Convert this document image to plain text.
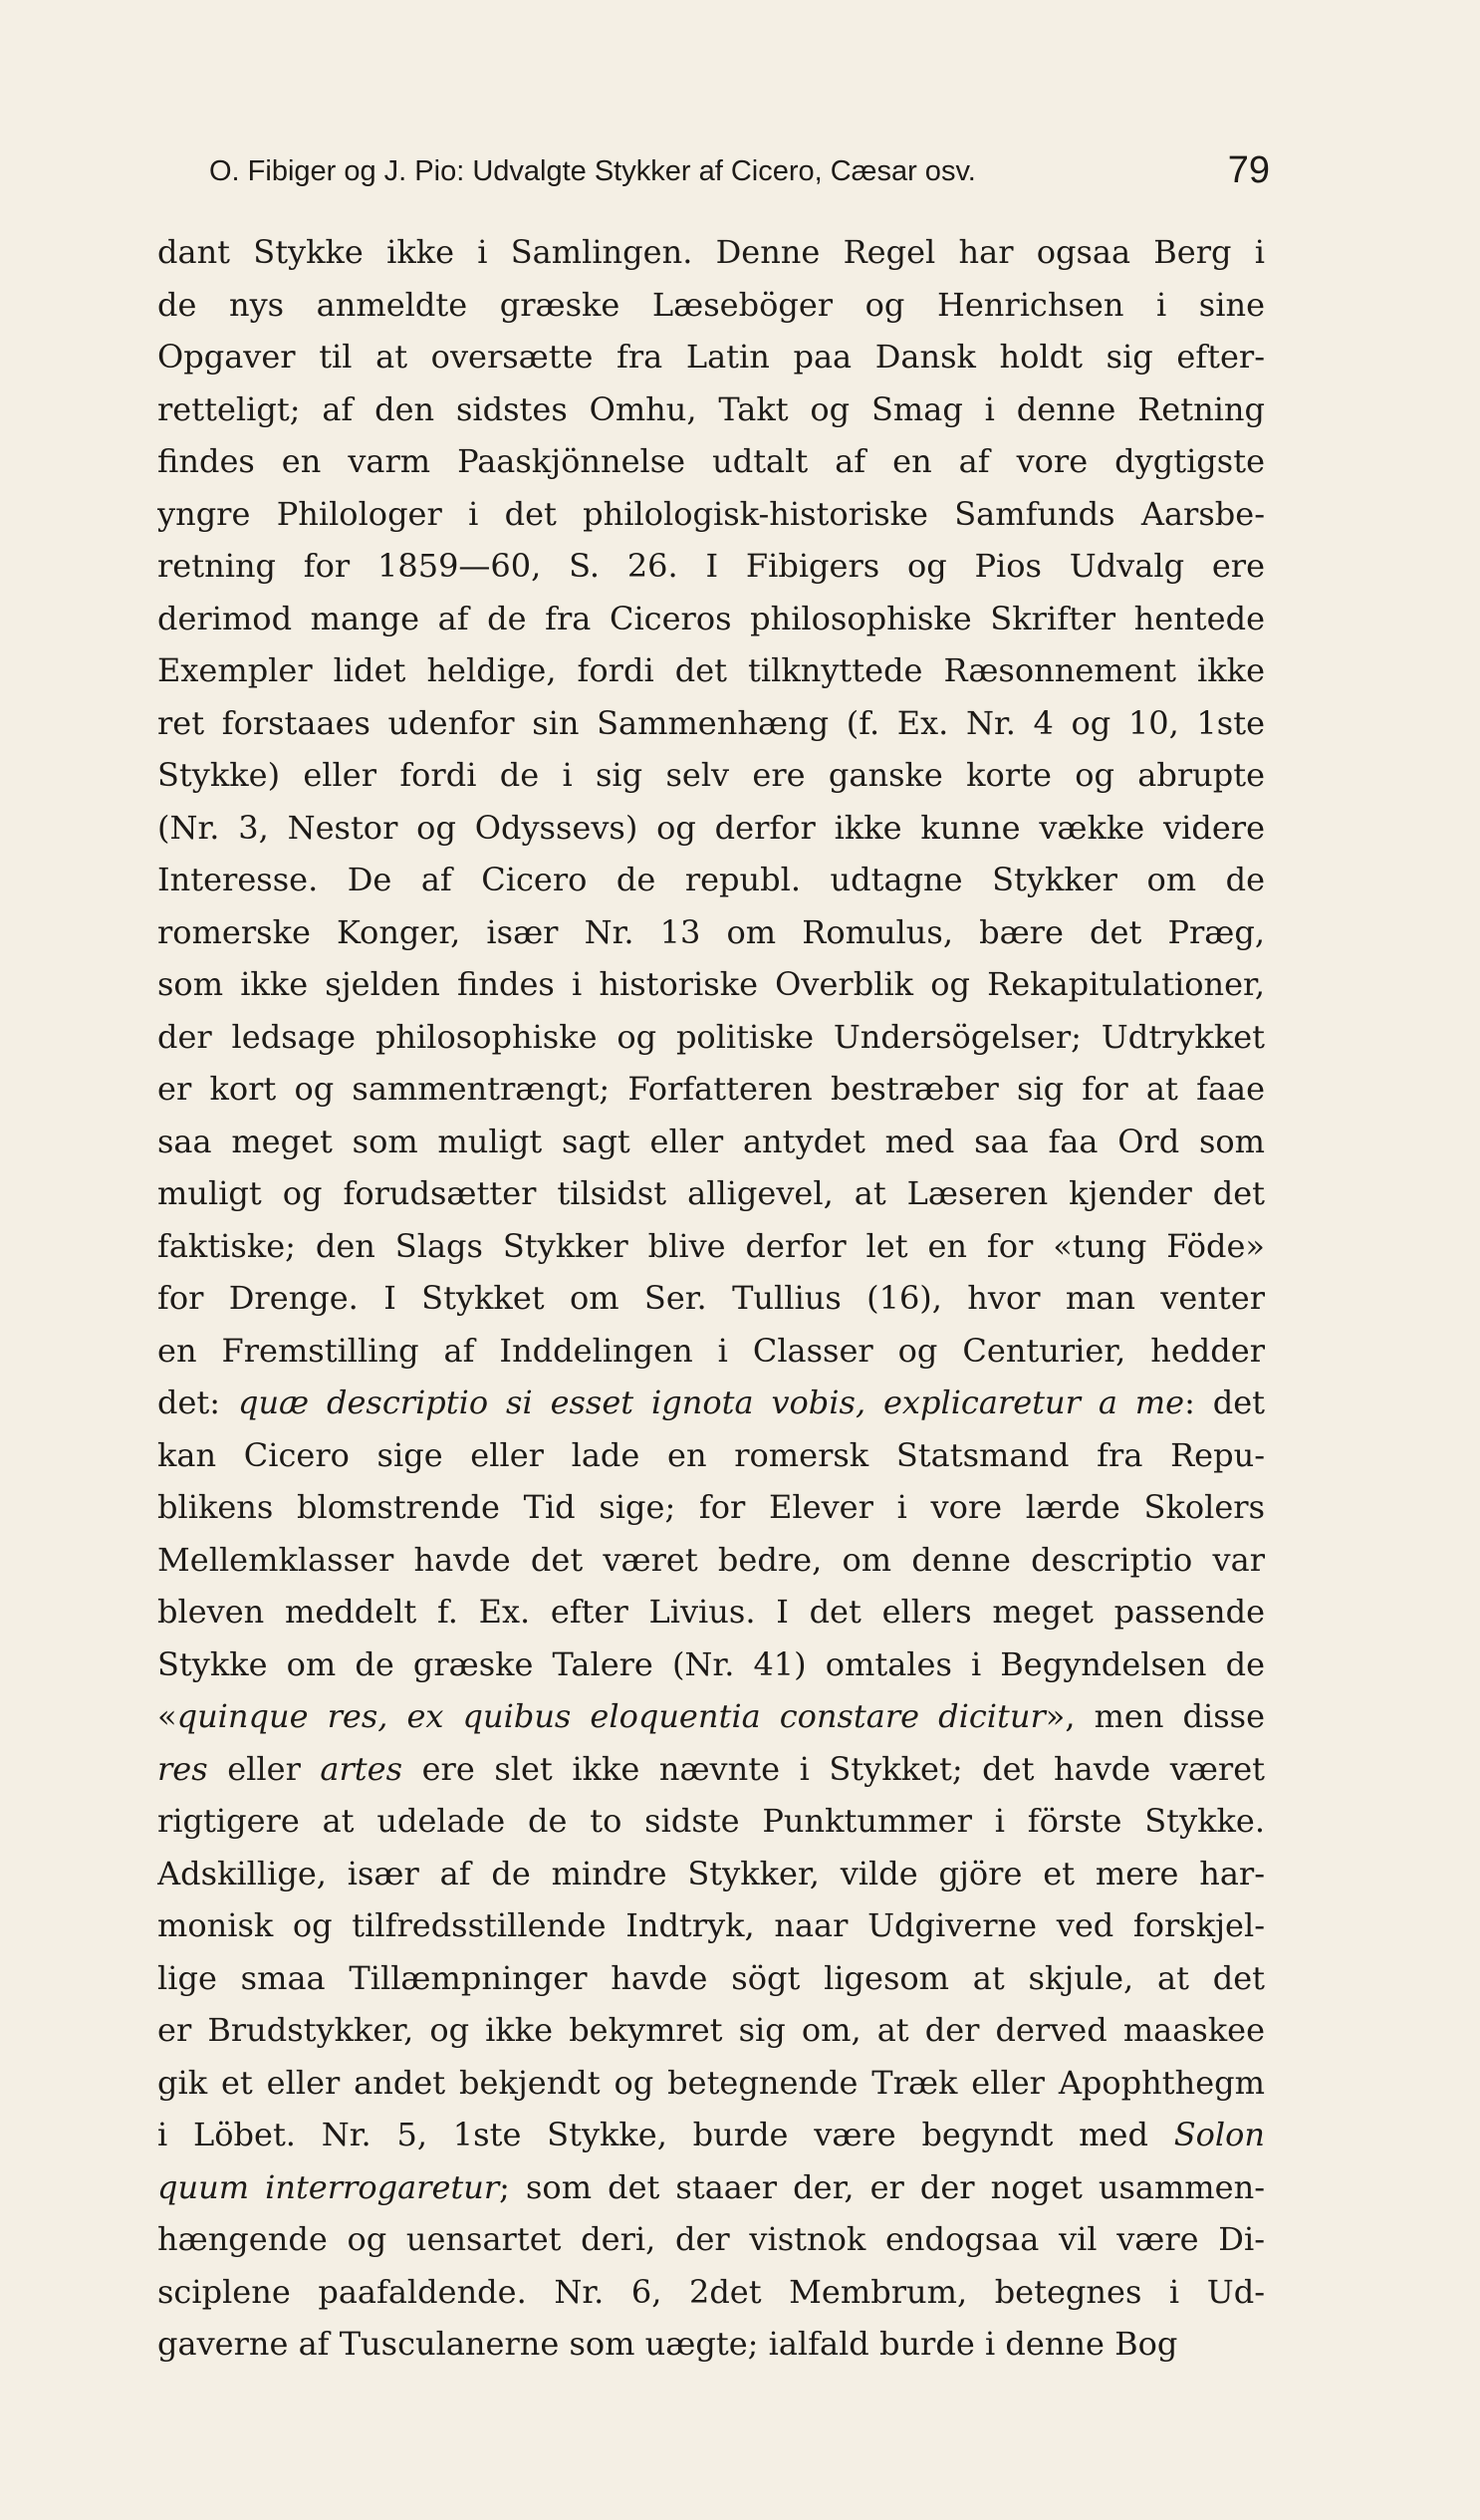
O. Fibiger og J. Pio: Udvalgte Stykker af Cicero, Cæsar osv.	79
dant Stykke ikke i Samlingen. Denne Regel har ogsaa Berg i
de nys anmeldte græske Læseböger og Henrichsen i sine
Opgaver til at oversætte fra Latin paa Dansk holdt sig efter-
retteligt; af den sidstes Omhu, Takt og Smag i denne Retning
findes en varm Paaskjönnelse udtalt af en af vore dygtigste
yngre Philologer i det philologisk-historiske Samfunds Aarsbe-
retning for 1859—60, S. 26. I Fibigers og Pios Udvalg ere
derimod mange af de fra Ciceros philosophiske Skrifter hentede
Exempler lidet heldige, fordi det tilknyttede Ræsonnement ikke
ret forstaaes udenfor sin Sammenhæng (f. Ex. Nr. 4 og 10, 1ste
Stykke) eller fordi de i sig selv ere ganske korte og abrupte
(Nr. 3, Nestor og Odyssevs) og derfor ikke kunne vække videre
Interesse. De af Cicero de republ. udtagne Stykker om de
romerske Konger, især Nr. 13 om Romulus, bære det Præg,
som ikke sjelden findes i historiske Overblik og Rekapitulationer,
der ledsage philosophiske og politiske Undersögelser; Udtrykket
er kort og sammentrængt; Forfatteren bestræber sig for at faae
saa meget som muligt sagt eller antydet med saa faa Ord som
muligt og forudsætter tilsidst alligevel, at Læseren kjender det
faktiske; den Slags Stykker blive derfor let en for «tung Föde»
for Drenge. I Stykket om Ser. Tullius (16), hvor man venter
en Fremstilling af Inddelingen i Classer og Centurier, hedder
det: quæ descriptio si esset ignota vobis, explicaretur a me: det
kan Cicero sige eller lade en romersk Statsmand fra Repu-
blikens blomstrende Tid sige; for Elever i vore lærde Skolers
Mellemklasser havde det været bedre, om denne descriptio var
bleven meddelt f. Ex. efter Livius. I det ellers meget passende
Stykke om de græske Talere (Nr. 41) omtales i Begyndelsen de
«quinque res, ex quibus eloquentia constare dicitur», men disse
res eller artes ere slet ikke nævnte i Stykket; det havde været
rigtigere at udelade de to sidste Punktummer i förste Stykke.
Adskillige, især af de mindre Stykker, vilde gjöre et mere har-
monisk og tilfredsstillende Indtryk, naar Udgiverne ved forskjel-
lige smaa Tillæmpninger havde sögt ligesom at skjule, at det
er Brudstykker, og ikke bekymret sig om, at der derved maaskee
gik et eller andet bekjendt og betegnende Træk eller Apophthegm
i Löbet. Nr. 5, 1ste Stykke, burde være begyndt med Solon
quum interrogaretur; som det staaer der, er der noget usammen-
hængende og uensartet deri, der vistnok endogsaa vil være Di-
sciplene paafaldende. Nr. 6, 2det Membrum, betegnes i Ud-
gaverne af Tusculanerne som uægte; ialfald burde i denne Bog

◆ Written task
Copy the records above exactly. The pictures are not part of the copy.

◆ Answer to this exercise
Convert this document image to plain text.
O. Fibiger og J. Pio: Udvalgte Stykker af Cicero, Cæsar osv.	79
dant Stykke ikke i Samlingen. Denne Regel har ogsaa Berg i
de nys anmeldte græske Læseböger og Henrichsen i sine
Opgaver til at oversætte fra Latin paa Dansk holdt sig efter-
retteligt; af den sidstes Omhu, Takt og Smag i denne Retning
findes en varm Paaskjönnelse udtalt af en af vore dygtigste
yngre Philologer i det philologisk-historiske Samfunds Aarsbe-
retning for 1859—60, S. 26. I Fibigers og Pios Udvalg ere
derimod mange af de fra Ciceros philosophiske Skrifter hentede
Exempler lidet heldige, fordi det tilknyttede Ræsonnement ikke
ret forstaaes udenfor sin Sammenhæng (f. Ex. Nr. 4 og 10, 1ste
Stykke) eller fordi de i sig selv ere ganske korte og abrupte
(Nr. 3, Nestor og Odyssevs) og derfor ikke kunne vække videre
Interesse. De af Cicero de republ. udtagne Stykker om de
romerske Konger, især Nr. 13 om Romulus, bære det Præg,
som ikke sjelden findes i historiske Overblik og Rekapitulationer,
der ledsage philosophiske og politiske Undersögelser; Udtrykket
er kort og sammentrængt; Forfatteren bestræber sig for at faae
saa meget som muligt sagt eller antydet med saa faa Ord som
muligt og forudsætter tilsidst alligevel, at Læseren kjender det
faktiske; den Slags Stykker blive derfor let en for «tung Föde»
for Drenge. I Stykket om Ser. Tullius (16), hvor man venter
en Fremstilling af Inddelingen i Classer og Centurier, hedder
det: quæ descriptio si esset ignota vobis, explicaretur a me: det
kan Cicero sige eller lade en romersk Statsmand fra Repu-
blikens blomstrende Tid sige; for Elever i vore lærde Skolers
Mellemklasser havde det været bedre, om denne descriptio var
bleven meddelt f. Ex. efter Livius. I det ellers meget passende
Stykke om de græske Talere (Nr. 41) omtales i Begyndelsen de
«quinque res, ex quibus eloquentia constare dicitur», men disse
res eller artes ere slet ikke nævnte i Stykket; det havde været
rigtigere at udelade de to sidste Punktummer i förste Stykke.
Adskillige, især af de mindre Stykker, vilde gjöre et mere har-
monisk og tilfredsstillende Indtryk, naar Udgiverne ved forskjel-
lige smaa Tillæmpninger havde sögt ligesom at skjule, at det
er Brudstykker, og ikke bekymret sig om, at der derved maaskee
gik et eller andet bekjendt og betegnende Træk eller Apophthegm
i Löbet. Nr. 5, 1ste Stykke, burde være begyndt med Solon
quum interrogaretur; som det staaer der, er der noget usammen-
hængende og uensartet deri, der vistnok endogsaa vil være Di-
sciplene paafaldende. Nr. 6, 2det Membrum, betegnes i Ud-
gaverne af Tusculanerne som uægte; ialfald burde i denne Bog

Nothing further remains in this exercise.